● TASK GOAL:
Write every entry out again exactly, please, and skip the pictures.

[SOURCE RECORDS start]

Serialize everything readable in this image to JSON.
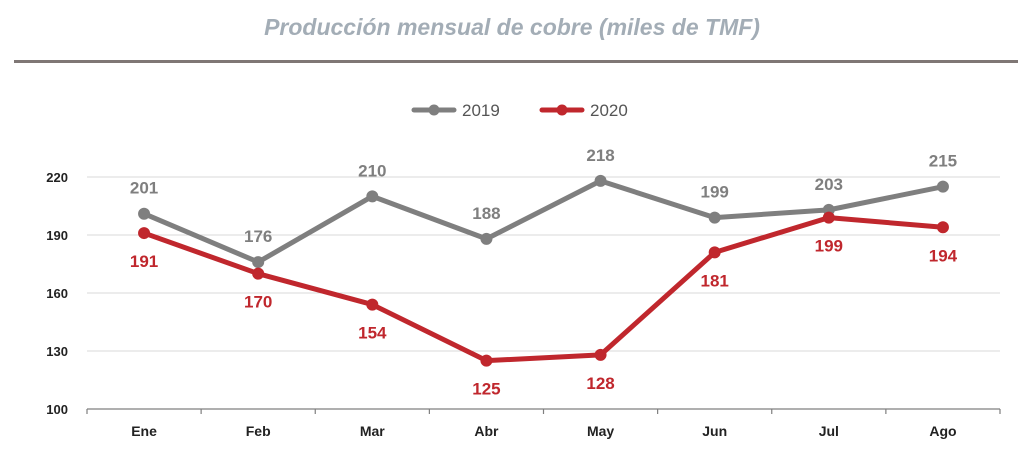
{
  "chart_data": {
    "type": "line",
    "title": "Producción mensual de cobre (miles de TMF)",
    "xlabel": "",
    "ylabel": "",
    "categories": [
      "Ene",
      "Feb",
      "Mar",
      "Abr",
      "May",
      "Jun",
      "Jul",
      "Ago"
    ],
    "ylim": [
      100,
      220
    ],
    "yticks": [
      "100",
      "130",
      "160",
      "190",
      "220"
    ],
    "grid": true,
    "legend": "top-center",
    "series": [
      {
        "name": "2019",
        "color": "#7f7f7f",
        "values": [
          201,
          176,
          210,
          188,
          218,
          199,
          203,
          215
        ],
        "label_position": "above"
      },
      {
        "name": "2020",
        "color": "#c0272d",
        "values": [
          191,
          170,
          154,
          125,
          128,
          181,
          199,
          194
        ],
        "label_position": "below"
      }
    ]
  }
}
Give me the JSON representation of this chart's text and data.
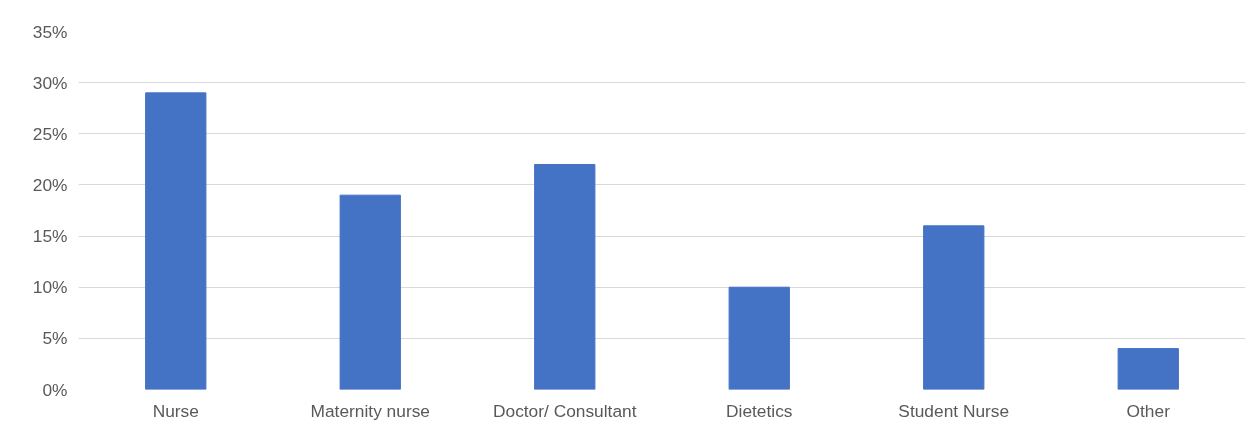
{
  "chart_data": {
    "type": "bar",
    "categories": [
      "Nurse",
      "Maternity nurse",
      "Doctor/ Consultant",
      "Dietetics",
      "Student Nurse",
      "Other"
    ],
    "values": [
      29,
      19,
      22,
      10,
      16,
      4
    ],
    "color": "#4472c4",
    "ylim": [
      0,
      35
    ],
    "yticks": [
      {
        "value": 0,
        "label": "0%"
      },
      {
        "value": 5,
        "label": "5%"
      },
      {
        "value": 10,
        "label": "10%"
      },
      {
        "value": 15,
        "label": "15%"
      },
      {
        "value": 20,
        "label": "20%"
      },
      {
        "value": 25,
        "label": "25%"
      },
      {
        "value": 30,
        "label": "30%"
      },
      {
        "value": 35,
        "label": "35%"
      }
    ],
    "grid": "y"
  }
}
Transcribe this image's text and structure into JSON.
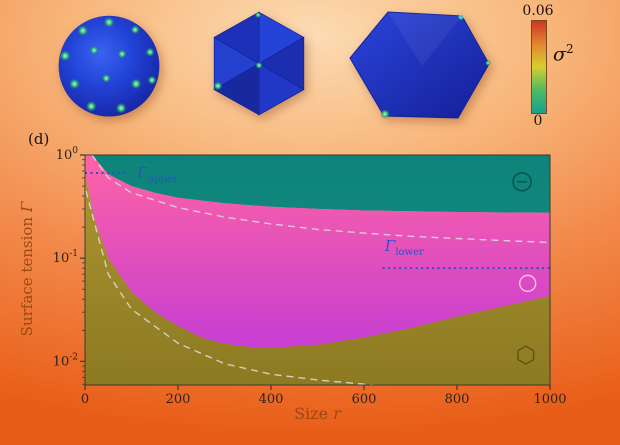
{
  "panel_label": "(d)",
  "colorbar": {
    "top_label": "0.06",
    "bottom_label": "0",
    "symbol": "σ",
    "symbol_exponent": "2",
    "colors": [
      "#d1342b",
      "#e2862c",
      "#d6ce30",
      "#4fba62",
      "#16a38f"
    ]
  },
  "chart_data": {
    "type": "area",
    "title": "",
    "xlabel": {
      "text": "Size",
      "var": "r"
    },
    "ylabel": {
      "text": "Surface tension",
      "var": "Γ"
    },
    "xlim": [
      0,
      1000
    ],
    "ylim": [
      0.0059,
      1.0
    ],
    "x_ticks": [
      0,
      200,
      400,
      600,
      800,
      1000
    ],
    "y_tick_exponents": [
      0,
      -1,
      -2
    ],
    "grid": false,
    "legend_position": "none",
    "regions": [
      {
        "name": "buckled",
        "label_icon": "circle-minus",
        "color_top": "#0d837a",
        "color_bottom": "#10877d",
        "icon_color": "#07564f",
        "icon_pos": [
          940,
          0.55
        ]
      },
      {
        "name": "sphere",
        "label_icon": "circle",
        "color_top": "#ff63a6",
        "color_bottom": "#c63ed2",
        "icon_color": "#ffc2dd",
        "icon_pos": [
          952,
          0.057
        ]
      },
      {
        "name": "faceted",
        "label_icon": "hexagon",
        "color_top": "#ab9430",
        "color_bottom": "#8c7a22",
        "icon_color": "#5f5313",
        "icon_pos": [
          948,
          0.0115
        ]
      }
    ],
    "boundaries": {
      "upper_solid": [
        [
          15,
          1.0
        ],
        [
          50,
          0.65
        ],
        [
          100,
          0.5
        ],
        [
          150,
          0.43
        ],
        [
          200,
          0.385
        ],
        [
          300,
          0.34
        ],
        [
          400,
          0.315
        ],
        [
          500,
          0.3
        ],
        [
          600,
          0.29
        ],
        [
          700,
          0.285
        ],
        [
          800,
          0.28
        ],
        [
          900,
          0.277
        ],
        [
          1000,
          0.275
        ]
      ],
      "upper_dashed": [
        [
          15,
          1.0
        ],
        [
          50,
          0.6
        ],
        [
          100,
          0.43
        ],
        [
          200,
          0.31
        ],
        [
          300,
          0.25
        ],
        [
          400,
          0.215
        ],
        [
          500,
          0.19
        ],
        [
          600,
          0.175
        ],
        [
          700,
          0.163
        ],
        [
          800,
          0.155
        ],
        [
          900,
          0.148
        ],
        [
          1000,
          0.142
        ]
      ],
      "lower_solid": [
        [
          2,
          0.6
        ],
        [
          20,
          0.24
        ],
        [
          50,
          0.1
        ],
        [
          100,
          0.047
        ],
        [
          150,
          0.03
        ],
        [
          200,
          0.022
        ],
        [
          250,
          0.017
        ],
        [
          300,
          0.0148
        ],
        [
          350,
          0.0138
        ],
        [
          400,
          0.0135
        ],
        [
          500,
          0.0145
        ],
        [
          600,
          0.017
        ],
        [
          700,
          0.021
        ],
        [
          800,
          0.027
        ],
        [
          900,
          0.034
        ],
        [
          1000,
          0.043
        ]
      ],
      "lower_dashed": [
        [
          2,
          0.45
        ],
        [
          50,
          0.07
        ],
        [
          100,
          0.032
        ],
        [
          200,
          0.015
        ],
        [
          300,
          0.0095
        ],
        [
          400,
          0.0075
        ],
        [
          500,
          0.0066
        ],
        [
          620,
          0.0059
        ]
      ]
    },
    "hlines": [
      {
        "name": "gamma-upper",
        "symbol": "Γ",
        "sub": "upper",
        "value": 0.67,
        "x_range": [
          0,
          92
        ],
        "label_pos": [
          112,
          0.6
        ],
        "color": "#2a52c8"
      },
      {
        "name": "gamma-lower",
        "symbol": "Γ",
        "sub": "lower",
        "value": 0.08,
        "x_range": [
          640,
          1000
        ],
        "label_pos": [
          645,
          0.118
        ],
        "color": "#2a52c8"
      }
    ]
  }
}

[SOURCE RECORDS end]

● REPLY:
Serialize everything readable in this image to JSON.
{
  "chart_data": {
    "type": "line",
    "title": "Producción mensual de cobre (miles de TMF)",
    "xlabel": "",
    "ylabel": "",
    "categories": [
      "Ene",
      "Feb",
      "Mar",
      "Abr",
      "May",
      "Jun",
      "Jul",
      "Ago"
    ],
    "ylim": [
      100,
      220
    ],
    "yticks": [
      "100",
      "130",
      "160",
      "190",
      "220"
    ],
    "grid": true,
    "legend": "top-center",
    "series": [
      {
        "name": "2019",
        "color": "#7f7f7f",
        "values": [
          201,
          176,
          210,
          188,
          218,
          199,
          203,
          215
        ],
        "label_position": "above"
      },
      {
        "name": "2020",
        "color": "#c0272d",
        "values": [
          191,
          170,
          154,
          125,
          128,
          181,
          199,
          194
        ],
        "label_position": "below"
      }
    ]
  }
}
Give me the JSON representation of this chart's text and data.
{
  "chart_data": {
    "type": "bar",
    "categories": [
      "Nurse",
      "Maternity nurse",
      "Doctor/ Consultant",
      "Dietetics",
      "Student Nurse",
      "Other"
    ],
    "values": [
      29,
      19,
      22,
      10,
      16,
      4
    ],
    "color": "#4472c4",
    "ylim": [
      0,
      35
    ],
    "yticks": [
      {
        "value": 0,
        "label": "0%"
      },
      {
        "value": 5,
        "label": "5%"
      },
      {
        "value": 10,
        "label": "10%"
      },
      {
        "value": 15,
        "label": "15%"
      },
      {
        "value": 20,
        "label": "20%"
      },
      {
        "value": 25,
        "label": "25%"
      },
      {
        "value": 30,
        "label": "30%"
      },
      {
        "value": 35,
        "label": "35%"
      }
    ],
    "grid": "y"
  }
}
Transcribe this image's text and structure into JSON.
{
  "panel_label": "(d)",
  "colorbar": {
    "top_label": "0.06",
    "bottom_label": "0",
    "symbol": "σ",
    "symbol_exponent": "2",
    "colors": [
      "#d1342b",
      "#e2862c",
      "#d6ce30",
      "#4fba62",
      "#16a38f"
    ]
  },
  "chart_data": {
    "type": "area",
    "title": "",
    "xlabel": {
      "text": "Size",
      "var": "r"
    },
    "ylabel": {
      "text": "Surface tension",
      "var": "Γ"
    },
    "xlim": [
      0,
      1000
    ],
    "ylim": [
      0.0059,
      1.0
    ],
    "x_ticks": [
      0,
      200,
      400,
      600,
      800,
      1000
    ],
    "y_tick_exponents": [
      0,
      -1,
      -2
    ],
    "grid": false,
    "legend_position": "none",
    "regions": [
      {
        "name": "buckled",
        "label_icon": "circle-minus",
        "color_top": "#0d837a",
        "color_bottom": "#10877d",
        "icon_color": "#07564f",
        "icon_pos": [
          940,
          0.55
        ]
      },
      {
        "name": "sphere",
        "label_icon": "circle",
        "color_top": "#ff63a6",
        "color_bottom": "#c63ed2",
        "icon_color": "#ffc2dd",
        "icon_pos": [
          952,
          0.057
        ]
      },
      {
        "name": "faceted",
        "label_icon": "hexagon",
        "color_top": "#ab9430",
        "color_bottom": "#8c7a22",
        "icon_color": "#5f5313",
        "icon_pos": [
          948,
          0.0115
        ]
      }
    ],
    "boundaries": {
      "upper_solid": [
        [
          15,
          1.0
        ],
        [
          50,
          0.65
        ],
        [
          100,
          0.5
        ],
        [
          150,
          0.43
        ],
        [
          200,
          0.385
        ],
        [
          300,
          0.34
        ],
        [
          400,
          0.315
        ],
        [
          500,
          0.3
        ],
        [
          600,
          0.29
        ],
        [
          700,
          0.285
        ],
        [
          800,
          0.28
        ],
        [
          900,
          0.277
        ],
        [
          1000,
          0.275
        ]
      ],
      "upper_dashed": [
        [
          15,
          1.0
        ],
        [
          50,
          0.6
        ],
        [
          100,
          0.43
        ],
        [
          200,
          0.31
        ],
        [
          300,
          0.25
        ],
        [
          400,
          0.215
        ],
        [
          500,
          0.19
        ],
        [
          600,
          0.175
        ],
        [
          700,
          0.163
        ],
        [
          800,
          0.155
        ],
        [
          900,
          0.148
        ],
        [
          1000,
          0.142
        ]
      ],
      "lower_solid": [
        [
          2,
          0.6
        ],
        [
          20,
          0.24
        ],
        [
          50,
          0.1
        ],
        [
          100,
          0.047
        ],
        [
          150,
          0.03
        ],
        [
          200,
          0.022
        ],
        [
          250,
          0.017
        ],
        [
          300,
          0.0148
        ],
        [
          350,
          0.0138
        ],
        [
          400,
          0.0135
        ],
        [
          500,
          0.0145
        ],
        [
          600,
          0.017
        ],
        [
          700,
          0.021
        ],
        [
          800,
          0.027
        ],
        [
          900,
          0.034
        ],
        [
          1000,
          0.043
        ]
      ],
      "lower_dashed": [
        [
          2,
          0.45
        ],
        [
          50,
          0.07
        ],
        [
          100,
          0.032
        ],
        [
          200,
          0.015
        ],
        [
          300,
          0.0095
        ],
        [
          400,
          0.0075
        ],
        [
          500,
          0.0066
        ],
        [
          620,
          0.0059
        ]
      ]
    },
    "hlines": [
      {
        "name": "gamma-upper",
        "symbol": "Γ",
        "sub": "upper",
        "value": 0.67,
        "x_range": [
          0,
          92
        ],
        "label_pos": [
          112,
          0.6
        ],
        "color": "#2a52c8"
      },
      {
        "name": "gamma-lower",
        "symbol": "Γ",
        "sub": "lower",
        "value": 0.08,
        "x_range": [
          640,
          1000
        ],
        "label_pos": [
          645,
          0.118
        ],
        "color": "#2a52c8"
      }
    ]
  }
}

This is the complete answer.